* [INSTRUCTION] In the data that follows, count every line holding the string "screenshot" and give the count alone.

* [Dataset items]
»»
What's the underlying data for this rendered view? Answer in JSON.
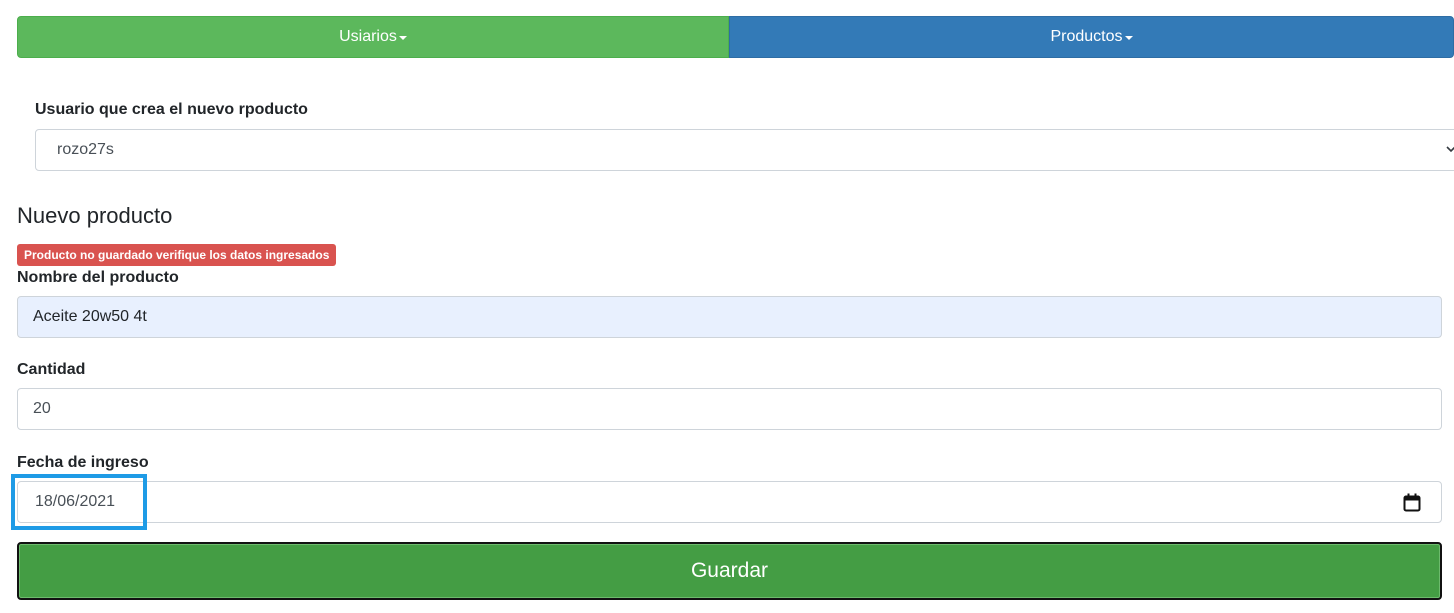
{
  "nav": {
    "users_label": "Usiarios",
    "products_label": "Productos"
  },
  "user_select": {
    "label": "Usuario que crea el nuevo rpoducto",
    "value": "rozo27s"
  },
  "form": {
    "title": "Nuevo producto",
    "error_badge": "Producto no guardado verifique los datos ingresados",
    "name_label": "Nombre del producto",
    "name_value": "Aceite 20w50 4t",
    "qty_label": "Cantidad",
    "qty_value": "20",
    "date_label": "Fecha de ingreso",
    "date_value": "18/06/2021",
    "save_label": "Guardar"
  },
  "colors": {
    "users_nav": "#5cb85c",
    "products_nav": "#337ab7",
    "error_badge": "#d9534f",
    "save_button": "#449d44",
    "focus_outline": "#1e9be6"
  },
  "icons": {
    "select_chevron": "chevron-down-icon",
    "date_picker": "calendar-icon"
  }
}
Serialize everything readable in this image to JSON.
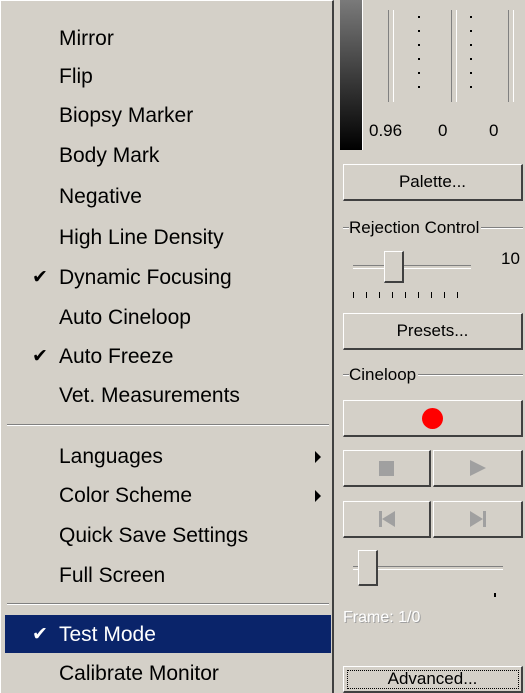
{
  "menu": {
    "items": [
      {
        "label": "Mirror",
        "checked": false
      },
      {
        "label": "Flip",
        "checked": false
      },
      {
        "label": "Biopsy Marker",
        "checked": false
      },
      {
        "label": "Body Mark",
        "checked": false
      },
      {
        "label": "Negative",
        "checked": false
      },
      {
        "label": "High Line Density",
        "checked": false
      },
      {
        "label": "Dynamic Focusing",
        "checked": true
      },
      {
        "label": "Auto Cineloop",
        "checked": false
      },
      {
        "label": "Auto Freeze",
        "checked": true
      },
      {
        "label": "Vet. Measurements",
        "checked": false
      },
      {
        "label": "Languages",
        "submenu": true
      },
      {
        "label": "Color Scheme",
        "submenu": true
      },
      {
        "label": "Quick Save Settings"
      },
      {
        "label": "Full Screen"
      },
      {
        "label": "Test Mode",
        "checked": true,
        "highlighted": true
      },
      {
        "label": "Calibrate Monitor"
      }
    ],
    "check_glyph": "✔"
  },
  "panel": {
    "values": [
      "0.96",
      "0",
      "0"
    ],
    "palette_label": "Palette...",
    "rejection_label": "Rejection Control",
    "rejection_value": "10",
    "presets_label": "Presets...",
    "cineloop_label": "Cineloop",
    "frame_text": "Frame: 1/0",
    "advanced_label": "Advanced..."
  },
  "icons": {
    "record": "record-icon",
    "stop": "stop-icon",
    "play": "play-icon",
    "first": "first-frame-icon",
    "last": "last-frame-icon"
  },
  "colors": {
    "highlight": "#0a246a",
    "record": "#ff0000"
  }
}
««
»»
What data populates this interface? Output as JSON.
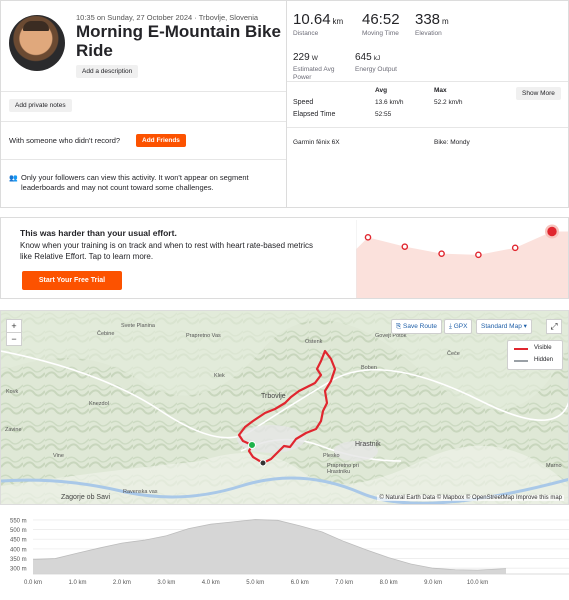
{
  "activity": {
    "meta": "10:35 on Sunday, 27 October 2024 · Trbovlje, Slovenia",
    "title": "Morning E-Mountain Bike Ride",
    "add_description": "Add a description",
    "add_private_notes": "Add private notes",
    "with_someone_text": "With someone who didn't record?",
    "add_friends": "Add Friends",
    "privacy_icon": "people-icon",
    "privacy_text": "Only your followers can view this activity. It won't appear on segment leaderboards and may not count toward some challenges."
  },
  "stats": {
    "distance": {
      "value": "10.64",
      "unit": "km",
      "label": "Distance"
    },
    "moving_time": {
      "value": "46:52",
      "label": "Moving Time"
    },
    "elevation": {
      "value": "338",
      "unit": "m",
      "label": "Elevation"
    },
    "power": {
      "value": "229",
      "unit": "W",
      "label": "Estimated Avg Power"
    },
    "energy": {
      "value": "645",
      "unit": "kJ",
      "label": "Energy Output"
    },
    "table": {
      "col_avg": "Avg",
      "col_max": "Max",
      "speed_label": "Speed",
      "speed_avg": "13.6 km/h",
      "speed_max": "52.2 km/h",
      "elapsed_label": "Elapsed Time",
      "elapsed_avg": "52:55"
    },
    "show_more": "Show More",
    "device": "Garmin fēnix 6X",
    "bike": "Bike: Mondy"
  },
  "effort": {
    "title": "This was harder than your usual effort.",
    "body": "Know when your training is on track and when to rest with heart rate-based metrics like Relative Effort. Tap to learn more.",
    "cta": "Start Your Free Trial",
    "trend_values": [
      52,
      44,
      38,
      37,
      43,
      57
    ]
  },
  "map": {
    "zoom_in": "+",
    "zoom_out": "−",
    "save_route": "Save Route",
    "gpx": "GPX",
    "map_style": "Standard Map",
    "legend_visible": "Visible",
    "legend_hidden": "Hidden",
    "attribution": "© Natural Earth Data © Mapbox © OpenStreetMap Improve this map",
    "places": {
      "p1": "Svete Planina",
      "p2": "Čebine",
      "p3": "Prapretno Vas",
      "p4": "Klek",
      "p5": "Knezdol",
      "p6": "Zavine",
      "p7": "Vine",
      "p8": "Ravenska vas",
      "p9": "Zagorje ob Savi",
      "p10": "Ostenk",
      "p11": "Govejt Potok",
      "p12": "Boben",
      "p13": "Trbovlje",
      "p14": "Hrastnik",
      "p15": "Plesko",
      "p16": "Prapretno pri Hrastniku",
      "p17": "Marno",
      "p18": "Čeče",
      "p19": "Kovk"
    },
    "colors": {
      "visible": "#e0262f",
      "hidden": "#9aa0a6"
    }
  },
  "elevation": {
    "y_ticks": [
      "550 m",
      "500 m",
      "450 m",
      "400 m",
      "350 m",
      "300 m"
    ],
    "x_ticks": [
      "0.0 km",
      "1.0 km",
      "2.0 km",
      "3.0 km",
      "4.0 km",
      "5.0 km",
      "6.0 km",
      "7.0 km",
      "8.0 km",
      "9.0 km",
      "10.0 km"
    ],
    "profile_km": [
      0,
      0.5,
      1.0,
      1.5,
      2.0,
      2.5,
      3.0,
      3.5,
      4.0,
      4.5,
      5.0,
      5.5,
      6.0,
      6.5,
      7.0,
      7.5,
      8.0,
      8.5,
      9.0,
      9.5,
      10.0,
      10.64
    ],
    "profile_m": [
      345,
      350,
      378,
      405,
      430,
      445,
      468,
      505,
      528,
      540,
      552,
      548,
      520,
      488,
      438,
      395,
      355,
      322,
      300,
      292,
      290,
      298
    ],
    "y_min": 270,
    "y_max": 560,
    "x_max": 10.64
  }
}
««
»»
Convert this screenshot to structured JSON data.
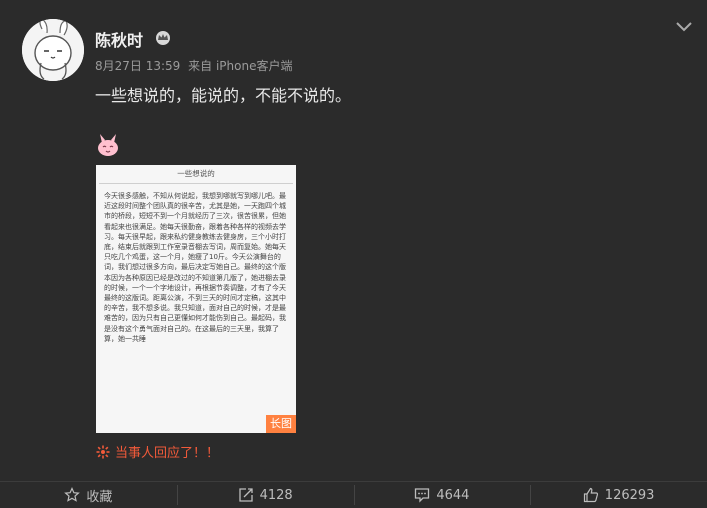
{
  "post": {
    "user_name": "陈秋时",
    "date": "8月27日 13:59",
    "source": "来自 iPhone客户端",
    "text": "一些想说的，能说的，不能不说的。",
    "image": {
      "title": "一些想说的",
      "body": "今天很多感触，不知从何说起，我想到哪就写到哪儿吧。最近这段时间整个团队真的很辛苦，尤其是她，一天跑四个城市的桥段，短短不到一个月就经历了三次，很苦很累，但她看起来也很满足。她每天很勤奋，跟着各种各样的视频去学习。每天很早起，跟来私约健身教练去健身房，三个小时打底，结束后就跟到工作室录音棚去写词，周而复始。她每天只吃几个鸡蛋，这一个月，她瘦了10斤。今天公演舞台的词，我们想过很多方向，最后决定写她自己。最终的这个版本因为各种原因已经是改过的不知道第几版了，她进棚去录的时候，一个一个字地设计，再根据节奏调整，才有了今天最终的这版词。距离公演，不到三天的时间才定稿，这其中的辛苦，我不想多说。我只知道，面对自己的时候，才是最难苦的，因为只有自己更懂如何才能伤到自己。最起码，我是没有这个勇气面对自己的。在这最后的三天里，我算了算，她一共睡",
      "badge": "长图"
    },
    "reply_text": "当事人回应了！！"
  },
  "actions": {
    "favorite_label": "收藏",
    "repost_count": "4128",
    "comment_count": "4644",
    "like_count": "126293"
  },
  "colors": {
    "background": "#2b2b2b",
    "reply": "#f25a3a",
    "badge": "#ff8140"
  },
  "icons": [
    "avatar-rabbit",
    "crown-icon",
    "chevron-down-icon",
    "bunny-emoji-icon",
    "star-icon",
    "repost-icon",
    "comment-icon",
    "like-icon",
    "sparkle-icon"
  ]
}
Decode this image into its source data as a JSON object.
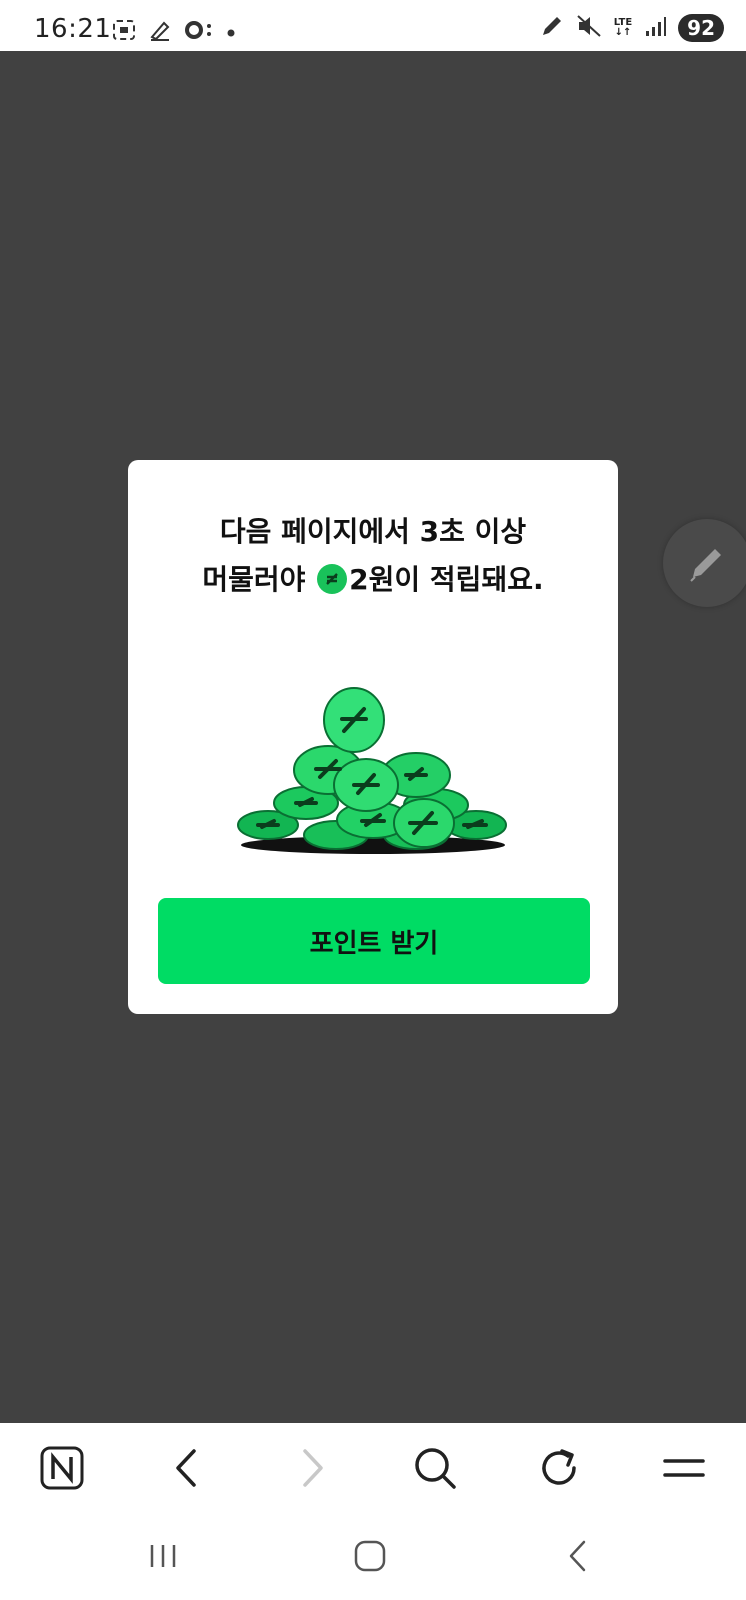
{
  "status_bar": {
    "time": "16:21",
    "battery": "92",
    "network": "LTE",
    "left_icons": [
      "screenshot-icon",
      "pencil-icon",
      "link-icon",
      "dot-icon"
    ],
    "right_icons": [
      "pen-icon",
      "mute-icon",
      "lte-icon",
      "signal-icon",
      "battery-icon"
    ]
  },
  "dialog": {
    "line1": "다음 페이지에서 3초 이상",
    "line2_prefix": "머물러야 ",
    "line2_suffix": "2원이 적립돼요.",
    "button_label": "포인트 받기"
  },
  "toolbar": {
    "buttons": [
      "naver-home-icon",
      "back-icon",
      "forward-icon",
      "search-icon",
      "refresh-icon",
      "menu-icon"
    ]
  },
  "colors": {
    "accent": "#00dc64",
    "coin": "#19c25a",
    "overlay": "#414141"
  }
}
««
* [EXERCISE RESPONSE] 2